- _WORUM ES GEHT_
Gib die Datensätze vom Anfang bis einschließlich der Zeile mit "download-file[interactable]: DE Week" erneut aus und tausche dabei "curve" gegen "trace" aus. Alles Übrige bleibt unverändert.

Annotierte Elementeinträge
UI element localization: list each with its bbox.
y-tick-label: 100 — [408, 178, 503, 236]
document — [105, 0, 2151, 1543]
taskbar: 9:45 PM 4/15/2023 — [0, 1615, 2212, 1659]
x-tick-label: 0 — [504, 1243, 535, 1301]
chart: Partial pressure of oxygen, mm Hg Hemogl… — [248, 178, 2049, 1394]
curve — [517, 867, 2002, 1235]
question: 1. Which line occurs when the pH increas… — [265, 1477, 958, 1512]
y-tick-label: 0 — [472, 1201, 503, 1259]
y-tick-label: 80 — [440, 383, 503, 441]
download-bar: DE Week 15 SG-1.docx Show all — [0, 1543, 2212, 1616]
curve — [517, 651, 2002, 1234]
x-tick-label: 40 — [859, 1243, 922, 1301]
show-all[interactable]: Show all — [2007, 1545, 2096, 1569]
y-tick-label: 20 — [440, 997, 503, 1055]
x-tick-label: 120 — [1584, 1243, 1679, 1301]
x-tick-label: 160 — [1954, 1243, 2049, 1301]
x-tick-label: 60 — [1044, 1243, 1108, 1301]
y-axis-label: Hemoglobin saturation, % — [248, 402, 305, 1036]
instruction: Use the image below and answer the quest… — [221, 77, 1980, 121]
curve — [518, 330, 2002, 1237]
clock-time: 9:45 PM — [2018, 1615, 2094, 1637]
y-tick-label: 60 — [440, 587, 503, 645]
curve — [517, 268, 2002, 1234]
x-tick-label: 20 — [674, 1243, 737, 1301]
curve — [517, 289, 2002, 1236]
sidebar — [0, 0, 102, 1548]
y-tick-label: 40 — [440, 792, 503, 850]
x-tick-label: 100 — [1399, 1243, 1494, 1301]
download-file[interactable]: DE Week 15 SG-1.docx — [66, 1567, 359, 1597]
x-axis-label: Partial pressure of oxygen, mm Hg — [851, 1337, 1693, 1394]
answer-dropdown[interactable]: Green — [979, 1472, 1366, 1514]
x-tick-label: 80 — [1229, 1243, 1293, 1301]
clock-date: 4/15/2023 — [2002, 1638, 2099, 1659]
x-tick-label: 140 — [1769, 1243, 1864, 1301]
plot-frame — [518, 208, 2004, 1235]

- _ERGEBNIS DER AUFGABE_
UI element localization: list each with its bbox.
y-tick-label: 100 — [408, 178, 503, 236]
document — [105, 0, 2151, 1543]
taskbar: 9:45 PM 4/15/2023 — [0, 1615, 2212, 1659]
x-tick-label: 0 — [504, 1243, 535, 1301]
chart: Partial pressure of oxygen, mm Hg Hemogl… — [248, 178, 2049, 1394]
trace — [517, 867, 2002, 1235]
question: 1. Which line occurs when the pH increas… — [265, 1477, 958, 1512]
y-tick-label: 0 — [472, 1201, 503, 1259]
y-tick-label: 80 — [440, 383, 503, 441]
download-bar: DE Week 15 SG-1.docx Show all — [0, 1543, 2212, 1616]
trace — [517, 651, 2002, 1234]
x-tick-label: 40 — [859, 1243, 922, 1301]
show-all[interactable]: Show all — [2007, 1545, 2096, 1569]
y-tick-label: 20 — [440, 997, 503, 1055]
x-tick-label: 120 — [1584, 1243, 1679, 1301]
x-tick-label: 160 — [1954, 1243, 2049, 1301]
x-tick-label: 60 — [1044, 1243, 1108, 1301]
y-axis-label: Hemoglobin saturation, % — [248, 402, 305, 1036]
instruction: Use the image below and answer the quest… — [221, 77, 1980, 121]
trace — [518, 330, 2002, 1237]
clock-time: 9:45 PM — [2018, 1615, 2094, 1637]
y-tick-label: 60 — [440, 587, 503, 645]
trace — [517, 268, 2002, 1234]
x-tick-label: 20 — [674, 1243, 737, 1301]
trace — [517, 289, 2002, 1236]
sidebar — [0, 0, 102, 1548]
y-tick-label: 40 — [440, 792, 503, 850]
x-tick-label: 100 — [1399, 1243, 1494, 1301]
download-file[interactable]: DE Week 15 SG-1.docx — [66, 1567, 359, 1597]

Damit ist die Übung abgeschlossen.